▸ **Supplied data**:

· · ·

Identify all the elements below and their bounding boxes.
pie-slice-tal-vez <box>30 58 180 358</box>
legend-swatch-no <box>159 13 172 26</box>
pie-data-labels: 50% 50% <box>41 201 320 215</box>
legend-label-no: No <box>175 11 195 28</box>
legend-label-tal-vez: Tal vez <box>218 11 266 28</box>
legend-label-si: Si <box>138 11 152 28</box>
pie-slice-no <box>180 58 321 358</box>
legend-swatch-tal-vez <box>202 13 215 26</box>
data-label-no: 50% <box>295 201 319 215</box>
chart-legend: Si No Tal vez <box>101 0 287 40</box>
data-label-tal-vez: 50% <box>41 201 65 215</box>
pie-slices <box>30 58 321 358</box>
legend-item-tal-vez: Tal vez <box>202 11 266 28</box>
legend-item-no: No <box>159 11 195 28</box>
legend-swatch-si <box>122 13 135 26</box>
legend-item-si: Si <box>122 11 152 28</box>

· · ·

▸ **Problem**:
Copy the lines word for word, from the first one down to the line containing "pie-slice-no <box>180 58 321 358</box>", including that line.

▸ **Reply**:
Identify all the elements below and their bounding boxes.
pie-slice-tal-vez <box>30 58 180 358</box>
legend-swatch-no <box>159 13 172 26</box>
pie-data-labels: 50% 50% <box>41 201 320 215</box>
legend-label-no: No <box>175 11 195 28</box>
legend-label-tal-vez: Tal vez <box>218 11 266 28</box>
legend-label-si: Si <box>138 11 152 28</box>
pie-slice-no <box>180 58 321 358</box>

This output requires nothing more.